(TEXT EXTRACT):
-------------------------
Chad Taylor Quintet, Smoke Shifter Review
Chad Taylor Quintet: Textures in Motion in Smoke Shifter
By Nolan DeBuke
Chad Taylor’s Smoke Shifter is a modern jazz statement by an ensemble that knows exactly when to play and listen. Recorded at Samurai Hotel Recording in a single day, barely a take or two per tune, the s-x song album captures the quintet in full conversational flight. The performances trace a spectrum of rhythmic moods, contemporary harmonic language, and kinesthetic ensemble identity. Smoke Shifter is a record that rewards close listening by demonstrating how composition, improvisation, and timbre form a complete musical ecosystem.
Taylor has long been regarded as a structurally inventive drummer, and here he steps forward as a percussive architect to form the gravitational center of the ensemble. The ensemble is defined equally by trust and a common jazz language. Jonathan Finlayson’s agile trumpet, Bryan Rogers’ lyrical and incisive tenor saxophone, Victor Vieira-Branco’s vibraphone, and Matt Engle’s anchoring bass combine to create a modern quintet sound that is texturally and rhythmically creative.
-------------------------
(PROBLEM 1): Retype the stretch from "Taylor has long" through "and rhythmically creative." of the Smoke Shifter review.
(PROBLEM 2): According to the Smoke Shifter review, at which studio was the album recorded?

(RECORDED INFORMATION):
-------------------------
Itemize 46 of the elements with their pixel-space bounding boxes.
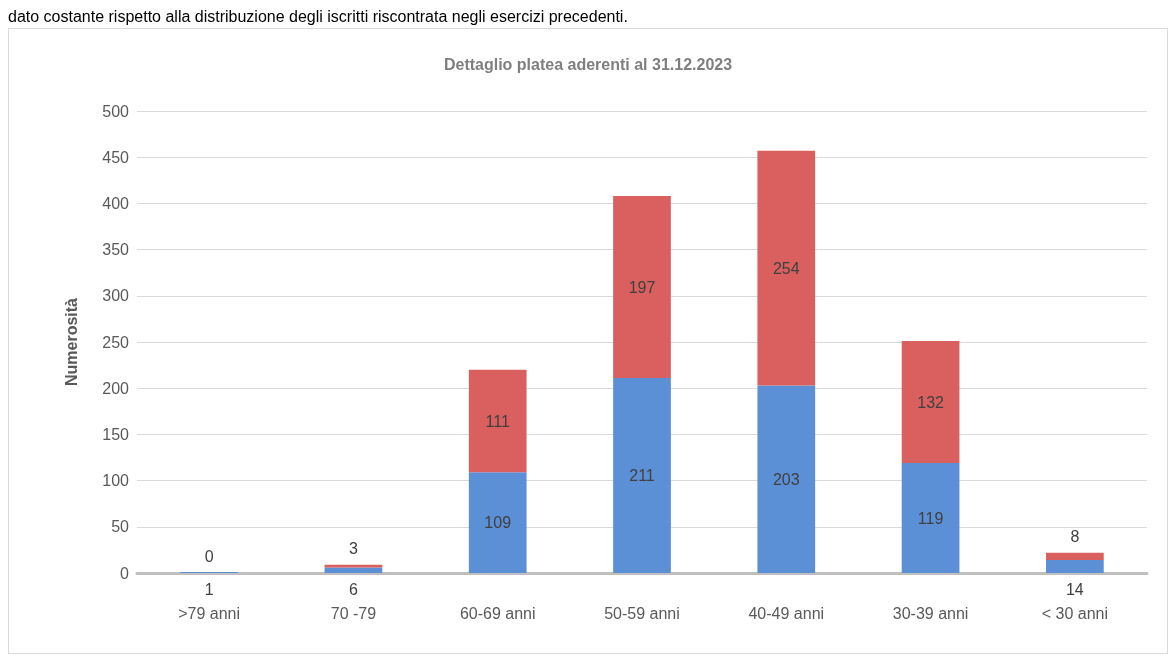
-------------------------
(COMPLETE RESPONSE 1):
Taylor has long been regarded as a structurally inventive drummer, and here he steps forward as a percussive architect to form the gravitational center of the ensemble. The ensemble is defined equally by trust and a common jazz language. Jonathan Finlayson’s agile trumpet, Bryan Rogers’ lyrical and incisive tenor saxophone, Victor Vieira-Branco’s vibraphone, and Matt Engle’s anchoring bass combine to create a modern quintet sound that is texturally and rhythmically creative.

(COMPLETE RESPONSE 2): Samurai Hotel Recording